EXERCISE OBJECTIVE:
Locate every line in the records below that holds the word "Pertinência" and return each one.

◆ ◆ ◆ ◆ ◆

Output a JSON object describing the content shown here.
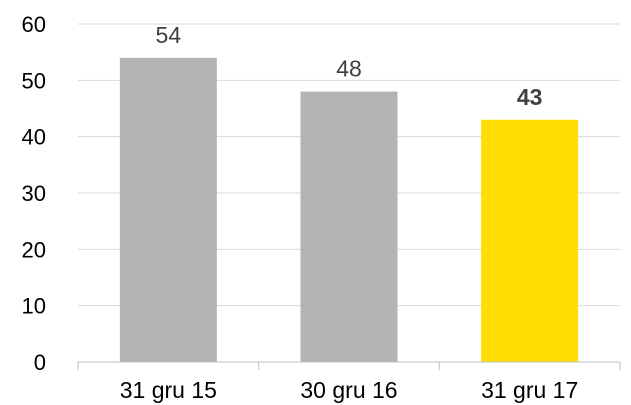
{
  "chart_data": {
    "type": "bar",
    "categories": [
      "31 gru 15",
      "30 gru 16",
      "31 gru 17"
    ],
    "values": [
      54,
      48,
      43
    ],
    "data_labels": [
      "54",
      "48",
      "43"
    ],
    "title": "",
    "xlabel": "",
    "ylabel": "",
    "ylim": [
      0,
      60
    ],
    "yticks": [
      "0",
      "10",
      "20",
      "30",
      "40",
      "50",
      "60"
    ],
    "grid": true,
    "legend": "none",
    "highlight_index": 2,
    "colors": {
      "bar": "#b3b3b3",
      "highlight": "#ffdd00",
      "grid": "#d9d9d9",
      "axis": "#bfbfbf"
    }
  }
}
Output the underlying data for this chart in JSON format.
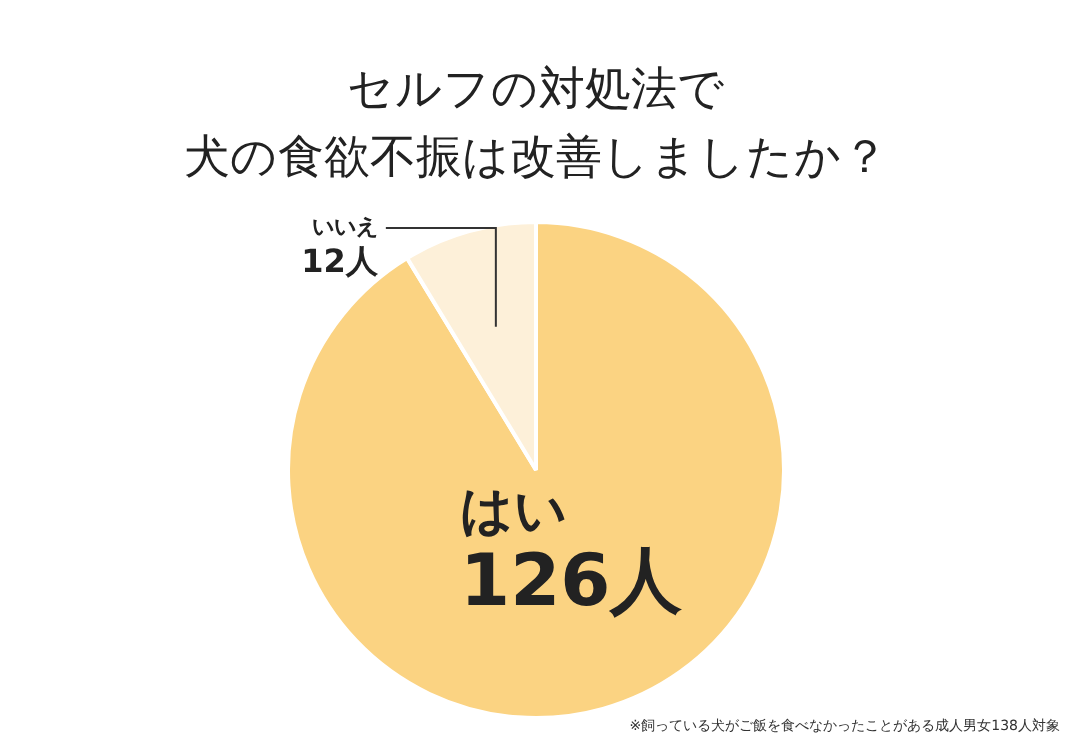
{
  "chart_data": {
    "type": "pie",
    "title": "セルフの対処法で",
    "subtitle": "犬の食欲不振は改善しましたか？",
    "categories": [
      "はい",
      "いいえ"
    ],
    "values": [
      126,
      12
    ],
    "value_labels": [
      "126人",
      "12人"
    ],
    "colors": [
      "#fbd382",
      "#fdf0d9"
    ],
    "legend": false,
    "annotations": [
      "※飼っている犬がご飯を食べなかったことがある成人男女138人対象"
    ]
  }
}
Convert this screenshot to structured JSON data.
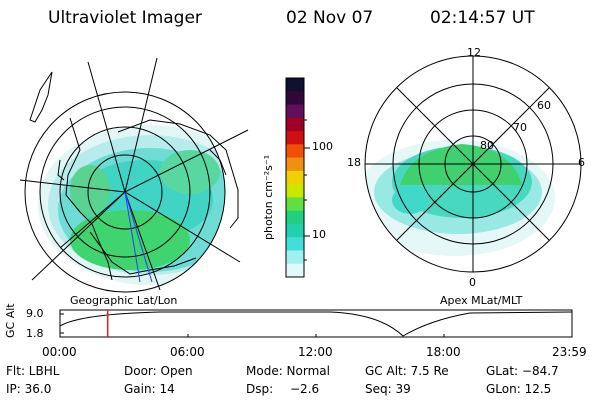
{
  "header": {
    "instrument": "Ultraviolet Imager",
    "date": "02 Nov 07",
    "time": "02:14:57 UT"
  },
  "colorbar": {
    "label": "photon cm⁻²s⁻¹",
    "ticks": [
      "100",
      "10"
    ],
    "colors": [
      "#101030",
      "#300838",
      "#60105a",
      "#a00028",
      "#d01010",
      "#f05008",
      "#f09010",
      "#f0d000",
      "#c8e800",
      "#60e040",
      "#20d080",
      "#20d0b0",
      "#40e0d8",
      "#a0f0f0",
      "#e0fafa"
    ]
  },
  "left_map": {
    "label": "Geographic Lat/Lon"
  },
  "right_map": {
    "label": "Apex MLat/MLT",
    "mlt_labels": {
      "top": "12",
      "left": "18",
      "right": "6",
      "bottom": "0"
    },
    "lat_labels": [
      "60",
      "70",
      "80"
    ]
  },
  "timeline": {
    "axis_label": "GC Alt",
    "y_ticks": [
      "9.0",
      "1.8"
    ],
    "x_ticks": [
      "00:00",
      "06:00",
      "12:00",
      "18:00",
      "23:59"
    ],
    "current_time_fraction": 0.0931,
    "marker_color": "#e02020"
  },
  "info": {
    "flt": "Flt: LBHL",
    "door": "Door: Open",
    "mode": "Mode: Normal",
    "gcalt": "GC Alt: 7.5 Re",
    "glat": "GLat: −84.7",
    "ip": "IP: 36.0",
    "gain": "Gain: 14",
    "dsp_label": "Dsp:",
    "dsp_value": "−2.6",
    "seq": "Seq: 39",
    "glon": "GLon: 12.5"
  }
}
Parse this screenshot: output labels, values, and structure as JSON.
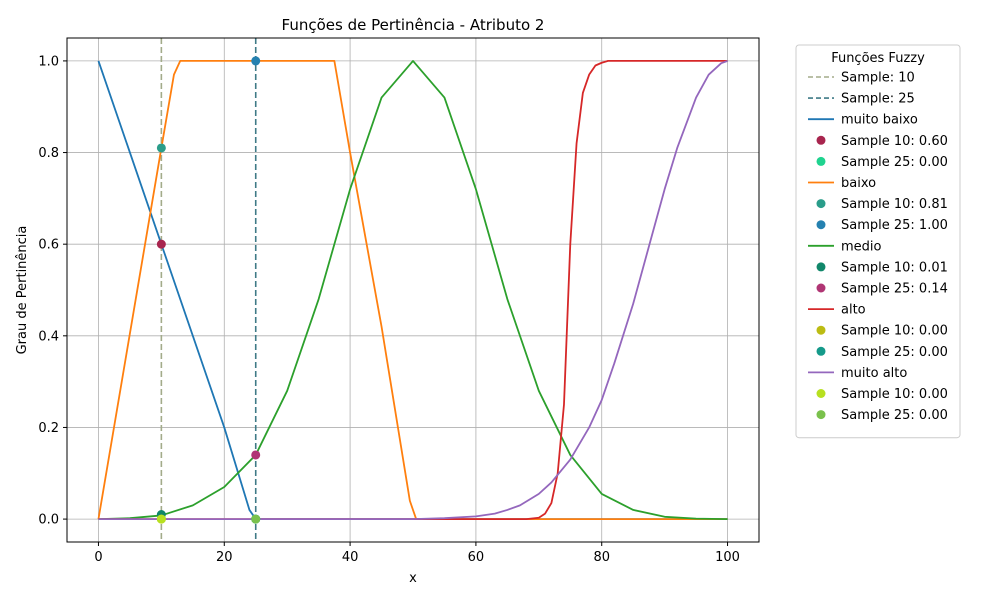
{
  "chart_data": {
    "type": "line",
    "title": "Funções de Pertinência - Atributo 2",
    "xlabel": "x",
    "ylabel": "Grau de Pertinência",
    "xlim": [
      -5,
      105
    ],
    "ylim": [
      -0.05,
      1.05
    ],
    "xticks": [
      0,
      20,
      40,
      60,
      80,
      100
    ],
    "yticks": [
      0.0,
      0.2,
      0.4,
      0.6,
      0.8,
      1.0
    ],
    "xtick_labels": [
      "0",
      "20",
      "40",
      "60",
      "80",
      "100"
    ],
    "ytick_labels": [
      "0.0",
      "0.2",
      "0.4",
      "0.6",
      "0.8",
      "1.0"
    ],
    "grid": true,
    "legend_title": "Funções Fuzzy",
    "legend_placement": "outside-right",
    "vlines": [
      {
        "x": 10,
        "label": "Sample: 10",
        "color": "#a3ab8a"
      },
      {
        "x": 25,
        "label": "Sample: 25",
        "color": "#3f7a86"
      }
    ],
    "series": [
      {
        "name": "muito baixo",
        "color": "#1f77b4",
        "x": [
          0,
          10,
          20,
          24,
          25,
          50,
          75,
          100
        ],
        "y": [
          1.0,
          0.6,
          0.2,
          0.02,
          0.0,
          0.0,
          0.0,
          0.0
        ],
        "samples": [
          {
            "x": 10,
            "y": 0.6,
            "label": "Sample 10: 0.60",
            "color": "#a8254e"
          },
          {
            "x": 25,
            "y": 0.0,
            "label": "Sample 25: 0.00",
            "color": "#1fd38f"
          }
        ]
      },
      {
        "name": "baixo",
        "color": "#ff7f0e",
        "x": [
          0,
          10,
          12,
          13,
          15,
          20,
          30,
          37.5,
          40,
          45,
          49.5,
          50.5,
          60,
          80,
          100
        ],
        "y": [
          0.0,
          0.81,
          0.97,
          1.0,
          1.0,
          1.0,
          1.0,
          1.0,
          0.8,
          0.42,
          0.04,
          0.0,
          0.0,
          0.0,
          0.0
        ],
        "samples": [
          {
            "x": 10,
            "y": 0.81,
            "label": "Sample 10: 0.81",
            "color": "#2a9d8a"
          },
          {
            "x": 25,
            "y": 1.0,
            "label": "Sample 25: 1.00",
            "color": "#2581b0"
          }
        ]
      },
      {
        "name": "medio",
        "color": "#2ca02c",
        "x": [
          0,
          5,
          10,
          15,
          20,
          25,
          30,
          35,
          40,
          45,
          50,
          55,
          60,
          65,
          70,
          75,
          80,
          85,
          90,
          95,
          100
        ],
        "y": [
          0.0,
          0.002,
          0.008,
          0.03,
          0.07,
          0.14,
          0.28,
          0.48,
          0.72,
          0.92,
          1.0,
          0.92,
          0.72,
          0.48,
          0.28,
          0.14,
          0.055,
          0.02,
          0.005,
          0.001,
          0.0
        ],
        "samples": [
          {
            "x": 10,
            "y": 0.01,
            "label": "Sample 10: 0.01",
            "color": "#11876a"
          },
          {
            "x": 25,
            "y": 0.14,
            "label": "Sample 25: 0.14",
            "color": "#b03574"
          }
        ]
      },
      {
        "name": "alto",
        "color": "#d62728",
        "x": [
          0,
          20,
          40,
          60,
          68,
          70,
          71,
          72,
          73,
          74,
          75,
          76,
          77,
          78,
          79,
          80,
          81,
          82,
          85,
          90,
          100
        ],
        "y": [
          0.0,
          0.0,
          0.0,
          0.0,
          0.0,
          0.003,
          0.012,
          0.035,
          0.1,
          0.25,
          0.6,
          0.82,
          0.93,
          0.97,
          0.99,
          0.996,
          1.0,
          1.0,
          1.0,
          1.0,
          1.0
        ],
        "samples": [
          {
            "x": 10,
            "y": 0.0,
            "label": "Sample 10: 0.00",
            "color": "#bcbc13"
          },
          {
            "x": 25,
            "y": 0.0,
            "label": "Sample 25: 0.00",
            "color": "#159a8a"
          }
        ]
      },
      {
        "name": "muito alto",
        "color": "#9467bd",
        "x": [
          0,
          20,
          40,
          50,
          55,
          60,
          63,
          65,
          67,
          70,
          72,
          75,
          78,
          80,
          82,
          85,
          88,
          90,
          92,
          95,
          97,
          99,
          100
        ],
        "y": [
          0.0,
          0.0,
          0.0,
          0.0,
          0.002,
          0.006,
          0.012,
          0.02,
          0.03,
          0.055,
          0.08,
          0.13,
          0.2,
          0.26,
          0.34,
          0.47,
          0.62,
          0.72,
          0.81,
          0.92,
          0.97,
          0.995,
          1.0
        ],
        "samples": [
          {
            "x": 10,
            "y": 0.0,
            "label": "Sample 10: 0.00",
            "color": "#b7e020"
          },
          {
            "x": 25,
            "y": 0.0,
            "label": "Sample 25: 0.00",
            "color": "#7ac14c"
          }
        ]
      }
    ]
  }
}
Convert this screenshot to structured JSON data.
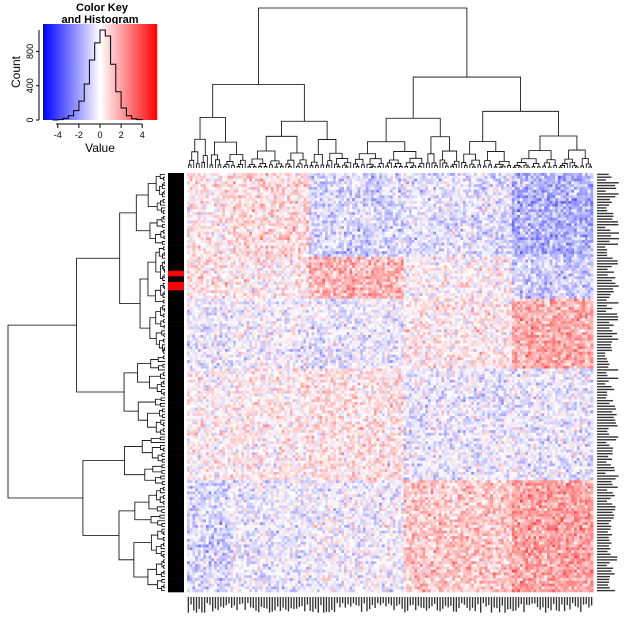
{
  "colors": {
    "low": "#0000ff",
    "mid": "#ffffff",
    "high": "#ff0000",
    "sidebar_default": "#000000",
    "sidebar_highlight": "#ff0000"
  },
  "color_key": {
    "title_line1": "Color Key",
    "title_line2": "and Histogram",
    "xlabel": "Value",
    "ylabel": "Count",
    "x_ticks": [
      "-4",
      "-2",
      "0",
      "2",
      "4"
    ],
    "y_ticks": [
      "0",
      "400",
      "800"
    ]
  },
  "chart_data": {
    "type": "heatmap",
    "title": "",
    "n_rows": 150,
    "n_cols": 150,
    "value_range": [
      -5.4,
      5.4
    ],
    "colorscale": [
      "blue",
      "white",
      "red"
    ],
    "row_dendrogram": true,
    "col_dendrogram": true,
    "row_side_colors": {
      "highlighted_rows": [
        35,
        36,
        37,
        38,
        39,
        40,
        41,
        42
      ]
    },
    "histogram": {
      "x": [
        -4.5,
        -4,
        -3.5,
        -3,
        -2.5,
        -2,
        -1.5,
        -1,
        -0.5,
        0,
        0.5,
        1,
        1.5,
        2,
        2.5,
        3,
        3.5,
        4
      ],
      "counts": [
        0,
        5,
        20,
        50,
        110,
        220,
        420,
        700,
        900,
        1050,
        980,
        650,
        330,
        140,
        50,
        15,
        5,
        0
      ],
      "xlim": [
        -5.4,
        5.4
      ],
      "ylim": [
        0,
        1050
      ]
    }
  }
}
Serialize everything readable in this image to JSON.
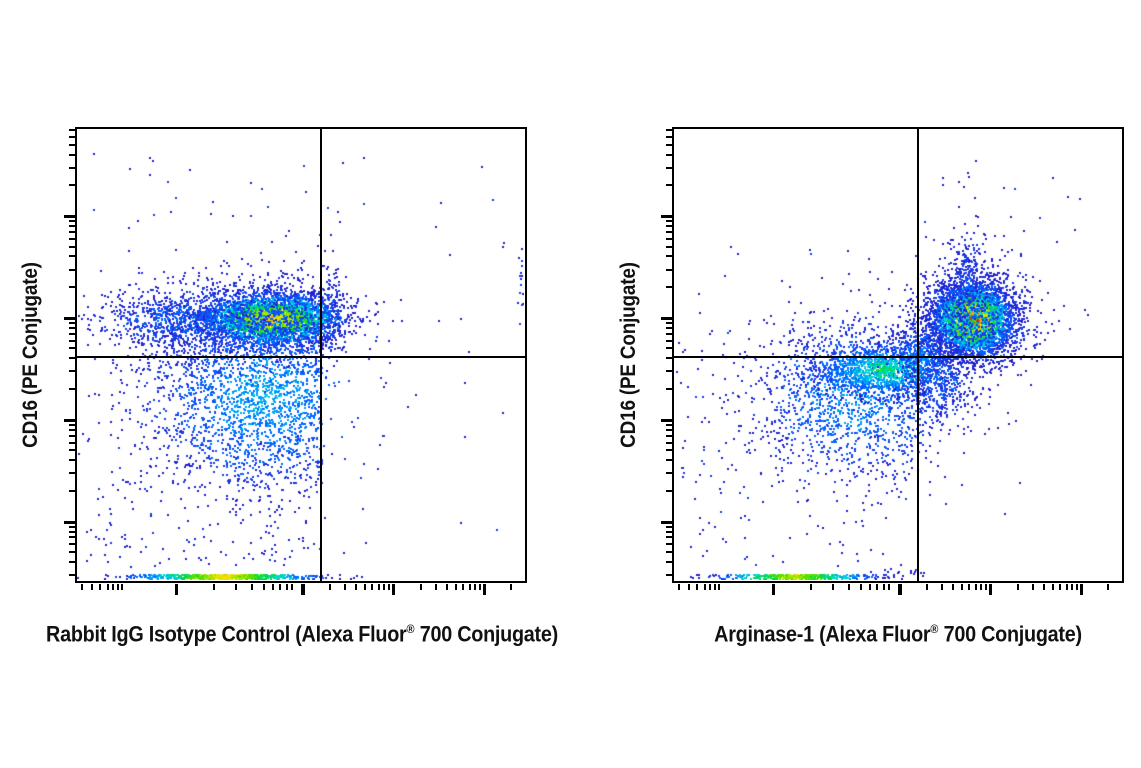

◆ ◆ ◆ ◆ ◆

ANSWER IN FULL:
    "title": "Funções de Pertinência - Atributo 2",
    "ylabel": "Grau de Pertinência",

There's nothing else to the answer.